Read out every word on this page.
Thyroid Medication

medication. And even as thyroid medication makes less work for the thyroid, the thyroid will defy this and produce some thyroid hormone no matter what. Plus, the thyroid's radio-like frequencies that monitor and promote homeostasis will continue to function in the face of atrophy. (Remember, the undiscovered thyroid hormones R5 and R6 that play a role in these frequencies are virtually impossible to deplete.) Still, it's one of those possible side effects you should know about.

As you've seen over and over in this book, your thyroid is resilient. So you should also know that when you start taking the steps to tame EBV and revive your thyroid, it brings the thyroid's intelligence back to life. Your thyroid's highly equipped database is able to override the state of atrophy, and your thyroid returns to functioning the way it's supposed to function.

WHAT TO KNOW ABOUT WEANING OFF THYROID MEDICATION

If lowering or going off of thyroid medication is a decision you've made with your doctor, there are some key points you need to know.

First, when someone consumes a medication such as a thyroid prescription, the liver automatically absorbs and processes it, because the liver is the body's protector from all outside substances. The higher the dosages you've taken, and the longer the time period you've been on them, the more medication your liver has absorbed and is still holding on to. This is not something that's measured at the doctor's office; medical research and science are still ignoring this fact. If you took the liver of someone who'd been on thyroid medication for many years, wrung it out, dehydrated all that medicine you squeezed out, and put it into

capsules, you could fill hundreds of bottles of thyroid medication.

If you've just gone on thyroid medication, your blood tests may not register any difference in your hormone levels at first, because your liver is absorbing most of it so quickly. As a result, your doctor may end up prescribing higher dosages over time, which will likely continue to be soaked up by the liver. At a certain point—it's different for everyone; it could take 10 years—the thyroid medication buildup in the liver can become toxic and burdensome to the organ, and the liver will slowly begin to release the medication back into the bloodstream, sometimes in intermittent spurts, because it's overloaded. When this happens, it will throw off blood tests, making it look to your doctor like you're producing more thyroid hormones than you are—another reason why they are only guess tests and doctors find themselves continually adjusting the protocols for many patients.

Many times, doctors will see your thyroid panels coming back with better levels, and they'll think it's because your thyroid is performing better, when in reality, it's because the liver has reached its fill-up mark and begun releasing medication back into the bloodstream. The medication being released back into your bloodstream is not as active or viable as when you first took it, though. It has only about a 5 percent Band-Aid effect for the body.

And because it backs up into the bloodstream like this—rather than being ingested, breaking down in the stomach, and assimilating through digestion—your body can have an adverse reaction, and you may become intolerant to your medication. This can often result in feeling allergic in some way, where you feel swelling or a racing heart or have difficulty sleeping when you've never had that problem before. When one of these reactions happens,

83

Problem statement. Each line of the listing is to be output verbatim.

Reply.
Read out every word on this page.
Thyroid Medication

medication. And even as thyroid medication makes less work for the thyroid, the thyroid will defy this and produce some thyroid hormone no matter what. Plus, the thyroid's radio-like frequencies that monitor and promote homeostasis will continue to function in the face of atrophy. (Remember, the undiscovered thyroid hormones R5 and R6 that play a role in these frequencies are virtually impossible to deplete.) Still, it's one of those possible side effects you should know about.

As you've seen over and over in this book, your thyroid is resilient. So you should also know that when you start taking the steps to tame EBV and revive your thyroid, it brings the thyroid's intelligence back to life. Your thyroid's highly equipped database is able to override the state of atrophy, and your thyroid returns to functioning the way it's supposed to function.

WHAT TO KNOW ABOUT WEANING OFF THYROID MEDICATION

If lowering or going off of thyroid medication is a decision you've made with your doctor, there are some key points you need to know.

First, when someone consumes a medication such as a thyroid prescription, the liver automatically absorbs and processes it, because the liver is the body's protector from all outside substances. The higher the dosages you've taken, and the longer the time period you've been on them, the more medication your liver has absorbed and is still holding on to. This is not something that's measured at the doctor's office; medical research and science are still ignoring this fact. If you took the liver of someone who'd been on thyroid medication for many years, wrung it out, dehydrated all that medicine you squeezed out, and put it into

capsules, you could fill hundreds of bottles of thyroid medication.

If you've just gone on thyroid medication, your blood tests may not register any difference in your hormone levels at first, because your liver is absorbing most of it so quickly. As a result, your doctor may end up prescribing higher dosages over time, which will likely continue to be soaked up by the liver. At a certain point—it's different for everyone; it could take 10 years—the thyroid medication buildup in the liver can become toxic and burdensome to the organ, and the liver will slowly begin to release the medication back into the bloodstream, sometimes in intermittent spurts, because it's overloaded. When this happens, it will throw off blood tests, making it look to your doctor like you're producing more thyroid hormones than you are—another reason why they are only guess tests and doctors find themselves continually adjusting the protocols for many patients.

Many times, doctors will see your thyroid panels coming back with better levels, and they'll think it's because your thyroid is performing better, when in reality, it's because the liver has reached its fill-up mark and begun releasing medication back into the bloodstream. The medication being released back into your bloodstream is not as active or viable as when you first took it, though. It has only about a 5 percent Band-Aid effect for the body.

And because it backs up into the bloodstream like this—rather than being ingested, breaking down in the stomach, and assimilating through digestion—your body can have an adverse reaction, and you may become intolerant to your medication. This can often result in feeling allergic in some way, where you feel swelling or a racing heart or have difficulty sleeping when you've never had that problem before. When one of these reactions happens,

83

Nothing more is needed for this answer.